To do:
Extract each line containing the string "humilitat".

-- begin Input for this task --

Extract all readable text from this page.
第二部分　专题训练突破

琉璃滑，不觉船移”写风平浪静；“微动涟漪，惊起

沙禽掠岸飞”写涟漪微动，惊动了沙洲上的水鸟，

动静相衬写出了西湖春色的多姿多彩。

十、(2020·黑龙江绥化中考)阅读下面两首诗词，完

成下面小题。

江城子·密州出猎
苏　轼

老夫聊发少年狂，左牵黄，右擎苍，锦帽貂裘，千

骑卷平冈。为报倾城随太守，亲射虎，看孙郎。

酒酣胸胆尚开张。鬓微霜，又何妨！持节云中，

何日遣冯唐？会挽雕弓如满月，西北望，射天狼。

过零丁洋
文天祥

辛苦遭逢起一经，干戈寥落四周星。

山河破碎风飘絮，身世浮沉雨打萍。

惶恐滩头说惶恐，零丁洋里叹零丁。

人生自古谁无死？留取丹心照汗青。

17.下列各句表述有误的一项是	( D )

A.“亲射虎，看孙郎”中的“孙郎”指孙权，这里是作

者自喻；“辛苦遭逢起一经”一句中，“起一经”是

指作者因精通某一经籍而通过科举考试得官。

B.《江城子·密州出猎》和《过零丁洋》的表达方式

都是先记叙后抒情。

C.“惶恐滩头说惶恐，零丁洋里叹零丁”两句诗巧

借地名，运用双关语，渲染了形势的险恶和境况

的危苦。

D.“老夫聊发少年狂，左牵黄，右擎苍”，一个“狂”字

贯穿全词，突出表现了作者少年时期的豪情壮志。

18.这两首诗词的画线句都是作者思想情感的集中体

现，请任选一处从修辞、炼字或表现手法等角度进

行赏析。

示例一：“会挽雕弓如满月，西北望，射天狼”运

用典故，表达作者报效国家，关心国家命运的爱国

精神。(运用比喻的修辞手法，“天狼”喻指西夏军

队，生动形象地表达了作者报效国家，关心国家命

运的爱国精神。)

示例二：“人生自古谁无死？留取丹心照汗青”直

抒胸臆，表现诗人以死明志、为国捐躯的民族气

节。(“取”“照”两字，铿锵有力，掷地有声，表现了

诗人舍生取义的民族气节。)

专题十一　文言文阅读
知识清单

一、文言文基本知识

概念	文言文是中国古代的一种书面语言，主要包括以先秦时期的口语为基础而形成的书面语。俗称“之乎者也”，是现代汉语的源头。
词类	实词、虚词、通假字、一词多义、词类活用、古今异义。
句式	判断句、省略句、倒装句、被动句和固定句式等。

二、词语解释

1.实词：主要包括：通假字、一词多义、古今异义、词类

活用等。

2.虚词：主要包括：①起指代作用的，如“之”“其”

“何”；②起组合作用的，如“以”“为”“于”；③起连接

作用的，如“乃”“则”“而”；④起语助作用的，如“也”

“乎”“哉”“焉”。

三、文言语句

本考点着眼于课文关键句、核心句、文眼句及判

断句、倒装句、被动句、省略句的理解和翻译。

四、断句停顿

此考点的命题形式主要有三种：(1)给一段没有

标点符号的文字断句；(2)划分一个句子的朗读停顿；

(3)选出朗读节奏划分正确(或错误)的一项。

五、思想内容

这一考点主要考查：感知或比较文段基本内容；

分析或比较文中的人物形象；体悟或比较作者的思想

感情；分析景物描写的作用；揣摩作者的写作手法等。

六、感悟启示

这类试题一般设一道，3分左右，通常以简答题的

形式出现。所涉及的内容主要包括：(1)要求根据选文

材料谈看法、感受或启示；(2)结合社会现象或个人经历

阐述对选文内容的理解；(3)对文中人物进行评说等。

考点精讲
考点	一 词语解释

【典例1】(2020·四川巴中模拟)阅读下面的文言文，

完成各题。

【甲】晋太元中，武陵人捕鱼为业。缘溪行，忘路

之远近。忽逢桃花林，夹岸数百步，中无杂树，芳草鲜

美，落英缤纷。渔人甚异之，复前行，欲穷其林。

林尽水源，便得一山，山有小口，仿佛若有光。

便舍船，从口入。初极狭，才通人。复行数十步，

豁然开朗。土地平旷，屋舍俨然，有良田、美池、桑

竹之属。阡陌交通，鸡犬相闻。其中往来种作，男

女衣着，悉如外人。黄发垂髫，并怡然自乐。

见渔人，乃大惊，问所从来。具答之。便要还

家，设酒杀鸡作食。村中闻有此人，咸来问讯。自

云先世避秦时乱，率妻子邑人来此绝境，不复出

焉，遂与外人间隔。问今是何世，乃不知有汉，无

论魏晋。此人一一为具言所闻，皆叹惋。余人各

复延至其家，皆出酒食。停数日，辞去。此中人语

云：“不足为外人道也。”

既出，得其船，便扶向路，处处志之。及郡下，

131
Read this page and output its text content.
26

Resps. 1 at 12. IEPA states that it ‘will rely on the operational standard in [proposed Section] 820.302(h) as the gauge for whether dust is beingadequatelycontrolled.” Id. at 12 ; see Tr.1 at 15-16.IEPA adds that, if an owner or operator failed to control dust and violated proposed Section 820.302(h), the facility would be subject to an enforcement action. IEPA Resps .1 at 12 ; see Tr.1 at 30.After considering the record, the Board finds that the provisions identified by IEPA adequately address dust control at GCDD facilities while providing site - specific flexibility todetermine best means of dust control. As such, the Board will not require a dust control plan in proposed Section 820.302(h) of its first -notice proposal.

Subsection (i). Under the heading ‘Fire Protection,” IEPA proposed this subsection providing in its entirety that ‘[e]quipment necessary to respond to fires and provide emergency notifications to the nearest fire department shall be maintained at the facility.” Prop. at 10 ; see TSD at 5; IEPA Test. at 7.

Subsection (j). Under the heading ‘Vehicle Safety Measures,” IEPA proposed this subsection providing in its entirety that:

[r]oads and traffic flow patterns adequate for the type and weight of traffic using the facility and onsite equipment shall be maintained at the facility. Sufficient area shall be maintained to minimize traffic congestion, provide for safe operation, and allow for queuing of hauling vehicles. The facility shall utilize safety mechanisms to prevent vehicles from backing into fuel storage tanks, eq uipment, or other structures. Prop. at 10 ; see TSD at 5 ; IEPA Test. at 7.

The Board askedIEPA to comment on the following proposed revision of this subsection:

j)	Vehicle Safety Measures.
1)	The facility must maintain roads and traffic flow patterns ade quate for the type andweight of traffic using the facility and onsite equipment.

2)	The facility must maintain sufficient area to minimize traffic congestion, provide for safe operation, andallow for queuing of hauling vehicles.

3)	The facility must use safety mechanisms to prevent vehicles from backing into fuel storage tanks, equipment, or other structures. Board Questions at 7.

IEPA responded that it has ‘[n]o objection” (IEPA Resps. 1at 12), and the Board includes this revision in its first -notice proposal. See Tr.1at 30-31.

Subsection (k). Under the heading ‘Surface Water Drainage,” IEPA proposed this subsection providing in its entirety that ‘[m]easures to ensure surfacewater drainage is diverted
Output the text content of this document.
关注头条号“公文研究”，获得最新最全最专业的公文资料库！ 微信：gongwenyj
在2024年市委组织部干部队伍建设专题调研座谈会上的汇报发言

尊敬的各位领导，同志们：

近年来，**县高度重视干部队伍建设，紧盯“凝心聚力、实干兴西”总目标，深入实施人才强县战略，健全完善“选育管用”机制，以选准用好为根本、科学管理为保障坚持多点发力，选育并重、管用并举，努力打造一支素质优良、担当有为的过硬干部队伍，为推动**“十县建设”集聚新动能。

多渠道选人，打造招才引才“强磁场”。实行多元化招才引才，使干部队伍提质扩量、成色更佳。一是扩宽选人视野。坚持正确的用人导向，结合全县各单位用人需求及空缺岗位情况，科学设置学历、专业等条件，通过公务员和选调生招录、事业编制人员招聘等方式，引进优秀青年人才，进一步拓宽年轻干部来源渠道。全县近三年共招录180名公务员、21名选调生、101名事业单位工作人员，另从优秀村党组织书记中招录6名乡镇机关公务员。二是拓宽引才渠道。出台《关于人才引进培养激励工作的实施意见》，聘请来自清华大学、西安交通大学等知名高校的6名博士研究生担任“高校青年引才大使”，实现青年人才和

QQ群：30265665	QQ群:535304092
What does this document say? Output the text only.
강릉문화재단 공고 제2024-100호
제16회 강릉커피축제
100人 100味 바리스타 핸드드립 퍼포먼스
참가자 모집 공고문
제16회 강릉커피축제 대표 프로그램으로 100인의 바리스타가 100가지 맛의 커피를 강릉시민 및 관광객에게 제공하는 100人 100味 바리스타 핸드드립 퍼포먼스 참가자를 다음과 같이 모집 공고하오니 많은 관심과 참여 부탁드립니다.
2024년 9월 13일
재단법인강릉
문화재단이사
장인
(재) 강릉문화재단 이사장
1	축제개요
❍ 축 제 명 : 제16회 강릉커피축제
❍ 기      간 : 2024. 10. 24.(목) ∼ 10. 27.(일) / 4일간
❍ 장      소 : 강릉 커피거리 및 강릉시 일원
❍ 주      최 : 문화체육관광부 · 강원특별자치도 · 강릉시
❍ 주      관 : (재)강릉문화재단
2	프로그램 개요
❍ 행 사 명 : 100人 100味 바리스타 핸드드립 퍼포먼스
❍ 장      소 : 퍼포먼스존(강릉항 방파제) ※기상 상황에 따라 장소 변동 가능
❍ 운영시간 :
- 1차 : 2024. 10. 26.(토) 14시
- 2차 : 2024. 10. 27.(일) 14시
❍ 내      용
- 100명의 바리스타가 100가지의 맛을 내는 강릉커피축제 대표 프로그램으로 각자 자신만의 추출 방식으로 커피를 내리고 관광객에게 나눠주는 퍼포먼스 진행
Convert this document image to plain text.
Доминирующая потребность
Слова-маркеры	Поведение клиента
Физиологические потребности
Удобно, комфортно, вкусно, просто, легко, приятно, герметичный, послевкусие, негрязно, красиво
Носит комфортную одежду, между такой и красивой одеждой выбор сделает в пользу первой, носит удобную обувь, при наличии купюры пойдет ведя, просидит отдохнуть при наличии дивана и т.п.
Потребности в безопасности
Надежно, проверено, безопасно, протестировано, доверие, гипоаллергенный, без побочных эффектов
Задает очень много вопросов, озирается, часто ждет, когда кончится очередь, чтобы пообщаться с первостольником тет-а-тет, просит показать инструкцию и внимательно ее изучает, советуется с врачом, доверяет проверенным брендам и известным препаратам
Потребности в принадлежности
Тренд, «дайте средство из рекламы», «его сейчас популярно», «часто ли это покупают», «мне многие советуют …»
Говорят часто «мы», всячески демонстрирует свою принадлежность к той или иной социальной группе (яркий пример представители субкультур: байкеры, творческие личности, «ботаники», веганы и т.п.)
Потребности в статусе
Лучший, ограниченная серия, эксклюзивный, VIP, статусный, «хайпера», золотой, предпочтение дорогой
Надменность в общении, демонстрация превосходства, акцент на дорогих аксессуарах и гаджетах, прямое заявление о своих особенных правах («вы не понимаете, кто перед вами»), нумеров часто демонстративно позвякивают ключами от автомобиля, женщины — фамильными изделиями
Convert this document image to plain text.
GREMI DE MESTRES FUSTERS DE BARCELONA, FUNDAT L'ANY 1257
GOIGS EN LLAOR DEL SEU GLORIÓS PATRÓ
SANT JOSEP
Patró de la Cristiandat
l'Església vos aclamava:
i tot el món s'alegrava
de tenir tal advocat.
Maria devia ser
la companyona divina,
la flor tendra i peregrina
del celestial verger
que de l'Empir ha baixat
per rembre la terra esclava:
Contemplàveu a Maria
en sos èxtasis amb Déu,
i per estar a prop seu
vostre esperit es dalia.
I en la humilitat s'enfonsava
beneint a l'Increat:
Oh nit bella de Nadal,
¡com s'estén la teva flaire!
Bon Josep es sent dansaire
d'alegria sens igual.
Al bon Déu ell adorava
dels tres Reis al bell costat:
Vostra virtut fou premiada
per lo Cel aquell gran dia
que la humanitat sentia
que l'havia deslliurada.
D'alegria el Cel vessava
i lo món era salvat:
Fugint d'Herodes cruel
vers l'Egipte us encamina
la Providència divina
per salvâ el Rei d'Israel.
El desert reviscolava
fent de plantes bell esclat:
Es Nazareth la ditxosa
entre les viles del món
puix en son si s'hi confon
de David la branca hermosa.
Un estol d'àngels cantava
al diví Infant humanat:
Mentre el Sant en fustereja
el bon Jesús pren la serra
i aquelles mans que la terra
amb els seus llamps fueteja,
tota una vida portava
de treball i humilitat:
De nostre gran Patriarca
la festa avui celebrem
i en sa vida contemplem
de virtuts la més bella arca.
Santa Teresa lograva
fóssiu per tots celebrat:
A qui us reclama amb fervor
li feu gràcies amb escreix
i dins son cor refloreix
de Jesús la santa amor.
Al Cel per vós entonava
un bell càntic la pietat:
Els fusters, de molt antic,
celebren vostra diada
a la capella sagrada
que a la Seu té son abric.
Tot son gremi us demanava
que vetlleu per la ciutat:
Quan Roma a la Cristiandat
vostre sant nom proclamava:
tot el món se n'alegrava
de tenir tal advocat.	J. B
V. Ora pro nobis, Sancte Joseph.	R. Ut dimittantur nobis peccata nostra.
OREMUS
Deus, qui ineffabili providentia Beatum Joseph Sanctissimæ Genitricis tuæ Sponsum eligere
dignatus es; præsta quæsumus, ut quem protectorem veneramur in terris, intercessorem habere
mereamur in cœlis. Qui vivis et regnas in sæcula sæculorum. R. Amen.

-- end Input for this task --

Response to the task:
I en la humilitat s'enfonsava
de treball i humilitat:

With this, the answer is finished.